## What you will do:
List each line of the data in which the string "JSON" appears.

┄┄┄┄┄┄┄┄┄┄┄┄┄┄┄┄┄┄┄┄

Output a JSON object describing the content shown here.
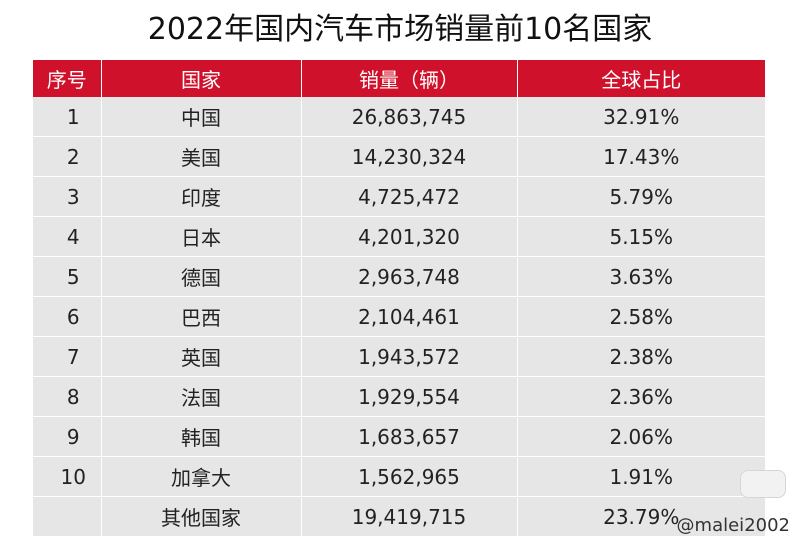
{
  "title": "2022年国内汽车市场销量前10名国家",
  "headers": [
    "序号",
    "国家",
    "销量（辆）",
    "全球占比"
  ],
  "rows": [
    [
      "1",
      "中国",
      "26,863,745",
      "32.91%"
    ],
    [
      "2",
      "美国",
      "14,230,324",
      "17.43%"
    ],
    [
      "3",
      "印度",
      "4,725,472",
      "5.79%"
    ],
    [
      "4",
      "日本",
      "4,201,320",
      "5.15%"
    ],
    [
      "5",
      "德国",
      "2,963,748",
      "3.63%"
    ],
    [
      "6",
      "巴西",
      "2,104,461",
      "2.58%"
    ],
    [
      "7",
      "英国",
      "1,943,572",
      "2.38%"
    ],
    [
      "8",
      "法国",
      "1,929,554",
      "2.36%"
    ],
    [
      "9",
      "韩国",
      "1,683,657",
      "2.06%"
    ],
    [
      "10",
      "加拿大",
      "1,562,965",
      "1.91%"
    ],
    [
      "",
      "其他国家",
      "19,419,715",
      "23.79%"
    ]
  ],
  "watermark": "@malei2002",
  "colors": {
    "header_bg": "#d0112b",
    "row_bg": "#e6e6e6"
  }
}
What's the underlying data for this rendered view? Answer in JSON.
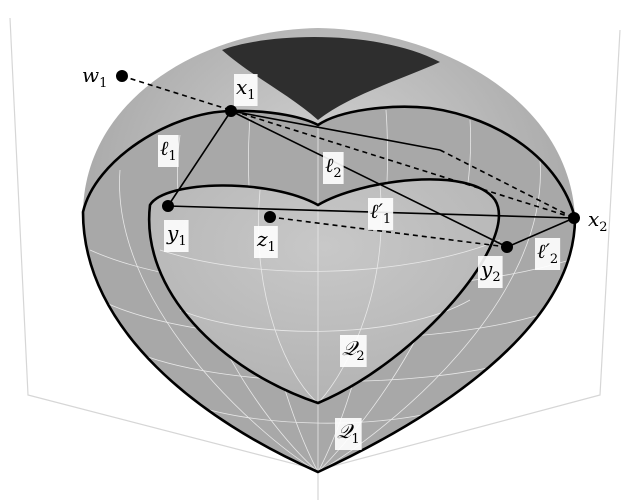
{
  "labels": {
    "w1": {
      "symbol": "w",
      "subscript": "1"
    },
    "x1": {
      "symbol": "x",
      "subscript": "1"
    },
    "x2": {
      "symbol": "x",
      "subscript": "2"
    },
    "y1": {
      "symbol": "y",
      "subscript": "1"
    },
    "y2": {
      "symbol": "y",
      "subscript": "2"
    },
    "z1": {
      "symbol": "z",
      "subscript": "1"
    },
    "l1": {
      "symbol": "ℓ",
      "subscript": "1"
    },
    "l2": {
      "symbol": "ℓ",
      "subscript": "2"
    },
    "lp1": {
      "symbol": "ℓ′",
      "subscript": "1"
    },
    "lp2": {
      "symbol": "ℓ′",
      "subscript": "2"
    },
    "Q1": {
      "symbol": "𝒬",
      "subscript": "1"
    },
    "Q2": {
      "symbol": "𝒬",
      "subscript": "2"
    }
  }
}
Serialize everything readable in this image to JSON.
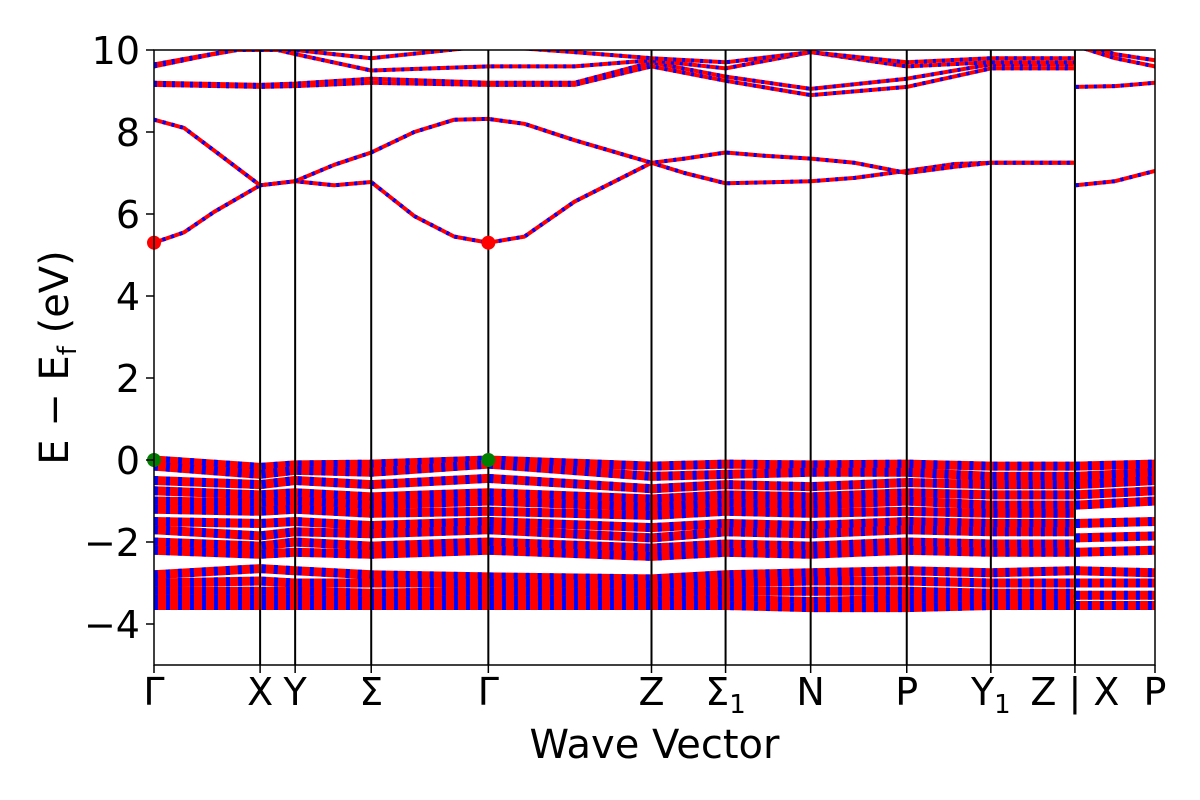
{
  "chart_data": {
    "type": "line",
    "title": "",
    "xlabel": "Wave Vector",
    "ylabel": "E − E_f (eV)",
    "ylabel_main": "E − E",
    "ylabel_sub": "f",
    "ylabel_unit": " (eV)",
    "ylim": [
      -5,
      10
    ],
    "yticks": [
      -4,
      -2,
      0,
      2,
      4,
      6,
      8,
      10
    ],
    "ytick_labels": [
      "−4",
      "−2",
      "0",
      "2",
      "4",
      "6",
      "8",
      "10"
    ],
    "grid": false,
    "legend": "none",
    "colors": {
      "band": "#ff0000",
      "band_dash": "#0000ff",
      "vbm": "#008000",
      "cbm": "#ff0000",
      "axis": "#000000"
    },
    "kpoints": [
      {
        "label": "Γ",
        "x": 0.0
      },
      {
        "label": "X",
        "x": 0.106
      },
      {
        "label": "Y",
        "x": 0.141
      },
      {
        "label": "Σ",
        "x": 0.217
      },
      {
        "label": "Γ",
        "x": 0.334
      },
      {
        "label": "Z",
        "x": 0.497
      },
      {
        "label": "Σ",
        "sub": "1",
        "x": 0.571
      },
      {
        "label": "N",
        "x": 0.656
      },
      {
        "label": "P",
        "x": 0.752
      },
      {
        "label": "Y",
        "sub": "1",
        "x": 0.836
      },
      {
        "label": "Z | X",
        "x": 0.92
      },
      {
        "label": "P",
        "x": 1.0
      }
    ],
    "segment_break": 0.92,
    "conduction_bands": [
      {
        "name": "CB1",
        "x": [
          0.0,
          0.03,
          0.06,
          0.106,
          0.141,
          0.18,
          0.217,
          0.26,
          0.3,
          0.334,
          0.37,
          0.42,
          0.497,
          0.53,
          0.571,
          0.61,
          0.656,
          0.7,
          0.752,
          0.8,
          0.836,
          0.88,
          0.919
        ],
        "y": [
          5.3,
          5.55,
          6.05,
          6.7,
          6.8,
          6.7,
          6.78,
          5.95,
          5.45,
          5.3,
          5.45,
          6.3,
          7.25,
          7.0,
          6.75,
          6.77,
          6.8,
          6.88,
          7.05,
          7.22,
          7.25,
          7.25,
          7.25
        ]
      },
      {
        "name": "CB2",
        "x": [
          0.0,
          0.03,
          0.06,
          0.106,
          0.141,
          0.18,
          0.217,
          0.26,
          0.3,
          0.334,
          0.37,
          0.42,
          0.497,
          0.53,
          0.571,
          0.61,
          0.656,
          0.7,
          0.752,
          0.8,
          0.836,
          0.88,
          0.919
        ],
        "y": [
          8.3,
          8.1,
          7.55,
          6.7,
          6.8,
          7.2,
          7.5,
          8.0,
          8.3,
          8.32,
          8.2,
          7.8,
          7.25,
          7.35,
          7.5,
          7.42,
          7.35,
          7.25,
          7.0,
          7.15,
          7.25,
          7.25,
          7.25
        ]
      },
      {
        "name": "CB3",
        "x": [
          0.0,
          0.106,
          0.141,
          0.217,
          0.334,
          0.42,
          0.497,
          0.571,
          0.656,
          0.752,
          0.836,
          0.919
        ],
        "y": [
          9.15,
          9.1,
          9.12,
          9.2,
          9.15,
          9.15,
          9.6,
          9.25,
          8.9,
          9.1,
          9.55,
          9.55
        ]
      },
      {
        "name": "CB4",
        "x": [
          0.0,
          0.106,
          0.141,
          0.217,
          0.334,
          0.42,
          0.497,
          0.571,
          0.656,
          0.752,
          0.836,
          0.919
        ],
        "y": [
          9.2,
          9.15,
          9.18,
          9.3,
          9.2,
          9.2,
          9.7,
          9.35,
          9.05,
          9.3,
          9.65,
          9.65
        ]
      },
      {
        "name": "CB5",
        "x": [
          0.0,
          0.06,
          0.106,
          0.141,
          0.217,
          0.334,
          0.42,
          0.497,
          0.571,
          0.656,
          0.752,
          0.836,
          0.919
        ],
        "y": [
          9.6,
          9.9,
          10.1,
          9.9,
          9.5,
          9.6,
          9.6,
          9.75,
          9.55,
          9.95,
          9.6,
          9.7,
          9.7
        ]
      },
      {
        "name": "CB6",
        "x": [
          0.0,
          0.08,
          0.141,
          0.217,
          0.334,
          0.42,
          0.497,
          0.571,
          0.656,
          0.752,
          0.836,
          0.919
        ],
        "y": [
          9.65,
          10.0,
          10.0,
          9.8,
          10.1,
          9.95,
          9.8,
          9.7,
          9.95,
          9.7,
          9.8,
          9.8
        ]
      },
      {
        "name": "CB7",
        "x": [
          0.921,
          0.96,
          1.0
        ],
        "y": [
          6.7,
          6.8,
          7.05
        ]
      },
      {
        "name": "CB8",
        "x": [
          0.921,
          0.96,
          1.0
        ],
        "y": [
          9.1,
          9.12,
          9.2
        ]
      },
      {
        "name": "CB9",
        "x": [
          0.921,
          0.96,
          1.0
        ],
        "y": [
          10.1,
          9.8,
          9.6
        ]
      },
      {
        "name": "CB10",
        "x": [
          0.921,
          0.96,
          1.0
        ],
        "y": [
          10.2,
          9.9,
          9.75
        ]
      }
    ],
    "valence_bands": [
      {
        "name": "VB1",
        "x": [
          0.0,
          0.106,
          0.141,
          0.217,
          0.334,
          0.497,
          0.571,
          0.656,
          0.752,
          0.836,
          0.919
        ],
        "y": [
          0.0,
          -0.18,
          -0.12,
          -0.1,
          0.0,
          -0.15,
          -0.1,
          -0.12,
          -0.1,
          -0.15,
          -0.15
        ]
      },
      {
        "name": "VB2",
        "x": [
          0.0,
          0.106,
          0.141,
          0.217,
          0.334,
          0.497,
          0.571,
          0.656,
          0.752,
          0.836,
          0.919
        ],
        "y": [
          -0.15,
          -0.35,
          -0.25,
          -0.3,
          -0.1,
          -0.4,
          -0.35,
          -0.3,
          -0.3,
          -0.4,
          -0.4
        ]
      },
      {
        "name": "VB3",
        "x": [
          0.0,
          0.106,
          0.141,
          0.217,
          0.334,
          0.497,
          0.571,
          0.656,
          0.752,
          0.836,
          0.919
        ],
        "y": [
          -0.5,
          -0.6,
          -0.5,
          -0.6,
          -0.45,
          -0.7,
          -0.6,
          -0.65,
          -0.55,
          -0.6,
          -0.6
        ]
      },
      {
        "name": "VB4",
        "x": [
          0.0,
          0.106,
          0.141,
          0.217,
          0.334,
          0.497,
          0.571,
          0.656,
          0.752,
          0.836,
          0.919
        ],
        "y": [
          -0.75,
          -0.85,
          -0.8,
          -0.9,
          -0.8,
          -0.95,
          -0.85,
          -0.9,
          -0.8,
          -0.85,
          -0.85
        ]
      },
      {
        "name": "VB5",
        "x": [
          0.0,
          0.106,
          0.141,
          0.217,
          0.334,
          0.497,
          0.571,
          0.656,
          0.752,
          0.836,
          0.919
        ],
        "y": [
          -1.0,
          -1.05,
          -1.0,
          -1.1,
          -1.0,
          -1.15,
          -1.05,
          -1.1,
          -1.0,
          -1.1,
          -1.1
        ]
      },
      {
        "name": "VB6",
        "x": [
          0.0,
          0.106,
          0.141,
          0.217,
          0.334,
          0.497,
          0.571,
          0.656,
          0.752,
          0.836,
          0.919
        ],
        "y": [
          -1.2,
          -1.25,
          -1.2,
          -1.3,
          -1.25,
          -1.35,
          -1.25,
          -1.3,
          -1.25,
          -1.3,
          -1.3
        ]
      },
      {
        "name": "VB7",
        "x": [
          0.0,
          0.106,
          0.141,
          0.217,
          0.334,
          0.497,
          0.571,
          0.656,
          0.752,
          0.836,
          0.919
        ],
        "y": [
          -1.5,
          -1.55,
          -1.5,
          -1.6,
          -1.5,
          -1.65,
          -1.55,
          -1.6,
          -1.5,
          -1.55,
          -1.55
        ]
      },
      {
        "name": "VB8",
        "x": [
          0.0,
          0.106,
          0.141,
          0.217,
          0.334,
          0.497,
          0.571,
          0.656,
          0.752,
          0.836,
          0.919
        ],
        "y": [
          -1.7,
          -1.85,
          -1.75,
          -1.8,
          -1.7,
          -1.9,
          -1.75,
          -1.8,
          -1.7,
          -1.75,
          -1.75
        ]
      },
      {
        "name": "VB9",
        "x": [
          0.0,
          0.106,
          0.141,
          0.217,
          0.334,
          0.497,
          0.571,
          0.656,
          0.752,
          0.836,
          0.919
        ],
        "y": [
          -2.0,
          -2.1,
          -2.0,
          -2.1,
          -2.0,
          -2.15,
          -2.05,
          -2.1,
          -2.0,
          -2.05,
          -2.05
        ]
      },
      {
        "name": "VB10",
        "x": [
          0.0,
          0.106,
          0.141,
          0.217,
          0.334,
          0.497,
          0.571,
          0.656,
          0.752,
          0.836,
          0.919
        ],
        "y": [
          -2.2,
          -2.3,
          -2.25,
          -2.3,
          -2.2,
          -2.35,
          -2.25,
          -2.3,
          -2.2,
          -2.25,
          -2.25
        ]
      },
      {
        "name": "VB11",
        "x": [
          0.0,
          0.106,
          0.141,
          0.217,
          0.334,
          0.497,
          0.571,
          0.656,
          0.752,
          0.836,
          0.919
        ],
        "y": [
          -2.8,
          -2.65,
          -2.7,
          -2.8,
          -2.85,
          -2.9,
          -2.8,
          -2.75,
          -2.7,
          -2.75,
          -2.7
        ]
      },
      {
        "name": "VB12",
        "x": [
          0.0,
          0.106,
          0.141,
          0.217,
          0.334,
          0.497,
          0.571,
          0.656,
          0.752,
          0.836,
          0.919
        ],
        "y": [
          -3.0,
          -2.95,
          -3.0,
          -3.0,
          -3.0,
          -3.05,
          -3.0,
          -2.95,
          -2.95,
          -3.0,
          -3.0
        ]
      },
      {
        "name": "VB13",
        "x": [
          0.0,
          0.106,
          0.141,
          0.217,
          0.334,
          0.497,
          0.571,
          0.656,
          0.752,
          0.836,
          0.919
        ],
        "y": [
          -3.2,
          -3.2,
          -3.2,
          -3.25,
          -3.2,
          -3.25,
          -3.2,
          -3.2,
          -3.2,
          -3.25,
          -3.25
        ]
      },
      {
        "name": "VB14",
        "x": [
          0.0,
          0.106,
          0.141,
          0.217,
          0.334,
          0.497,
          0.571,
          0.656,
          0.752,
          0.836,
          0.919
        ],
        "y": [
          -3.4,
          -3.4,
          -3.4,
          -3.45,
          -3.4,
          -3.45,
          -3.4,
          -3.45,
          -3.4,
          -3.4,
          -3.4
        ]
      },
      {
        "name": "VB15",
        "x": [
          0.0,
          0.106,
          0.141,
          0.217,
          0.334,
          0.497,
          0.571,
          0.656,
          0.752,
          0.836,
          0.919
        ],
        "y": [
          -3.55,
          -3.55,
          -3.55,
          -3.55,
          -3.55,
          -3.55,
          -3.55,
          -3.6,
          -3.6,
          -3.55,
          -3.55
        ]
      },
      {
        "name": "VB16",
        "x": [
          0.921,
          1.0
        ],
        "y": [
          -0.15,
          -0.1
        ]
      },
      {
        "name": "VB17",
        "x": [
          0.921,
          1.0
        ],
        "y": [
          -0.4,
          -0.3
        ]
      },
      {
        "name": "VB18",
        "x": [
          0.921,
          1.0
        ],
        "y": [
          -0.6,
          -0.5
        ]
      },
      {
        "name": "VB19",
        "x": [
          0.921,
          1.0
        ],
        "y": [
          -0.85,
          -0.75
        ]
      },
      {
        "name": "VB20",
        "x": [
          0.921,
          1.0
        ],
        "y": [
          -1.1,
          -1.0
        ]
      },
      {
        "name": "VB21",
        "x": [
          0.921,
          1.0
        ],
        "y": [
          -1.55,
          -1.5
        ]
      },
      {
        "name": "VB22",
        "x": [
          0.921,
          1.0
        ],
        "y": [
          -1.9,
          -1.85
        ]
      },
      {
        "name": "VB23",
        "x": [
          0.921,
          1.0
        ],
        "y": [
          -2.25,
          -2.2
        ]
      },
      {
        "name": "VB24",
        "x": [
          0.921,
          1.0
        ],
        "y": [
          -2.7,
          -2.75
        ]
      },
      {
        "name": "VB25",
        "x": [
          0.921,
          1.0
        ],
        "y": [
          -3.0,
          -3.0
        ]
      },
      {
        "name": "VB26",
        "x": [
          0.921,
          1.0
        ],
        "y": [
          -3.3,
          -3.3
        ]
      },
      {
        "name": "VB27",
        "x": [
          0.921,
          1.0
        ],
        "y": [
          -3.55,
          -3.55
        ]
      }
    ],
    "markers": [
      {
        "kind": "vbm",
        "x": 0.0,
        "y": 0.0
      },
      {
        "kind": "vbm",
        "x": 0.334,
        "y": 0.0
      },
      {
        "kind": "cbm",
        "x": 0.0,
        "y": 5.3
      },
      {
        "kind": "cbm",
        "x": 0.334,
        "y": 5.3
      }
    ]
  }
}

┄┄┄┄┄┄┄┄┄┄┄┄┄┄┄┄┄┄┄┄

## The response:
Output a JSON object describing the content shown here.
What's the underlying data for this rendered view? Answer in JSON.
Serialize everything readable in this image to JSON.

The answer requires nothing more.